Stated exercise
Every record should be written out exactly, with the pictures left out.
━━━━━━━━
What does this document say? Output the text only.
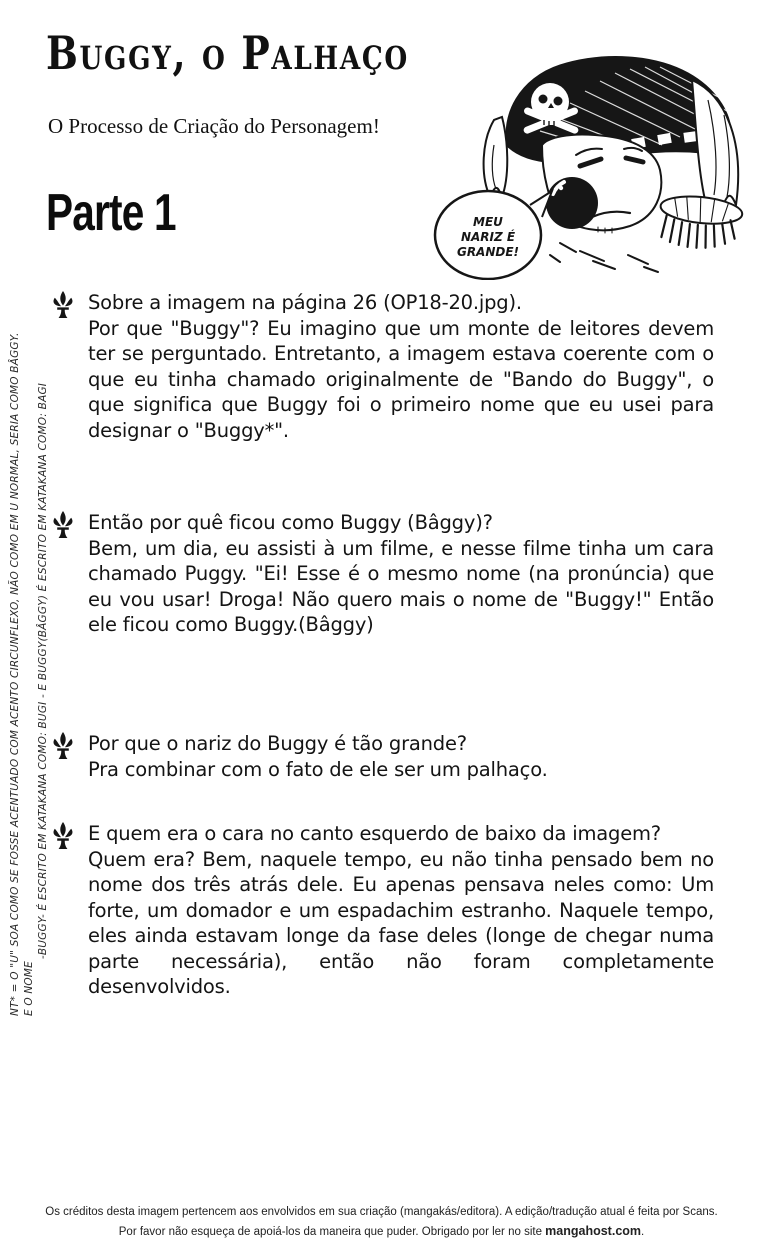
Buggy, o Palhaço
O Processo de Criação do Personagem!
Parte 1	MEU
NARIZ É
GRANDE!
Sobre a imagem na página 26 (OP18-20.jpg).
Por que "Buggy"? Eu imagino que um monte de leitores devem ter se perguntado. Entretanto, a imagem estava coerente com o que eu tinha chamado originalmente de "Bando do Buggy", o que significa que Buggy foi o primeiro nome que eu usei para designar o "Buggy*".
Então por quê ficou como Buggy (Bâggy)?
Bem, um dia, eu assisti à um filme, e nesse filme tinha um cara chamado Puggy. "Ei! Esse é o mesmo nome (na pronúncia) que eu vou usar! Droga! Não quero mais o nome de "Buggy!" Então ele ficou como Buggy.(Bâggy)
Por que o nariz do Buggy é tão grande?
Pra combinar com o fato de ele ser um palhaço.
E quem era o cara no canto esquerdo de baixo da imagem?
Quem era? Bem, naquele tempo, eu não tinha pensado bem no nome dos três atrás dele. Eu apenas pensava neles como: Um forte, um domador e um espadachim estranho. Naquele tempo, eles ainda estavam longe da fase deles (longe de chegar numa parte necessária), então não foram completamente desenvolvidos.
NT* = O "U" SOA COMO SE FOSSE ACENTUADO COM ACENTO CIRCUNFLEXO, NÃO COMO EM U NORMAL, SERIA COMO BÂGGY. E O NOME
-BUGGY- É ESCRITO EM KATAKANA COMO: BUGI - E BUGGY(BÂGGY) É ESCRITO EM KATAKANA COMO: BAGI
Os créditos desta imagem pertencem aos envolvidos em sua criação (mangakás/editora). A edição/tradução atual é feita por Scans.
Por favor não esqueça de apoiá-los da maneira que puder. Obrigado por ler no site mangahost.com.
━━━━━━━━
Solution to the exercise
What does this document say? Output the text only.
Buggy, o Palhaço
O Processo de Criação do Personagem!
Parte 1	MEU
NARIZ É
GRANDE!
Sobre a imagem na página 26 (OP18-20.jpg).
Por que "Buggy"? Eu imagino que um monte de leitores devem ter se perguntado. Entretanto, a imagem estava coerente com o que eu tinha chamado originalmente de "Bando do Buggy", o que significa que Buggy foi o primeiro nome que eu usei para designar o "Buggy*".
Então por quê ficou como Buggy (Bâggy)?
Bem, um dia, eu assisti à um filme, e nesse filme tinha um cara chamado Puggy. "Ei! Esse é o mesmo nome (na pronúncia) que eu vou usar! Droga! Não quero mais o nome de "Buggy!" Então ele ficou como Buggy.(Bâggy)
Por que o nariz do Buggy é tão grande?
Pra combinar com o fato de ele ser um palhaço.
E quem era o cara no canto esquerdo de baixo da imagem?
Quem era? Bem, naquele tempo, eu não tinha pensado bem no nome dos três atrás dele. Eu apenas pensava neles como: Um forte, um domador e um espadachim estranho. Naquele tempo, eles ainda estavam longe da fase deles (longe de chegar numa parte necessária), então não foram completamente desenvolvidos.
NT* = O "U" SOA COMO SE FOSSE ACENTUADO COM ACENTO CIRCUNFLEXO, NÃO COMO EM U NORMAL, SERIA COMO BÂGGY. E O NOME
-BUGGY- É ESCRITO EM KATAKANA COMO: BUGI - E BUGGY(BÂGGY) É ESCRITO EM KATAKANA COMO: BAGI
Os créditos desta imagem pertencem aos envolvidos em sua criação (mangakás/editora). A edição/tradução atual é feita por Scans.
Por favor não esqueça de apoiá-los da maneira que puder. Obrigado por ler no site mangahost.com.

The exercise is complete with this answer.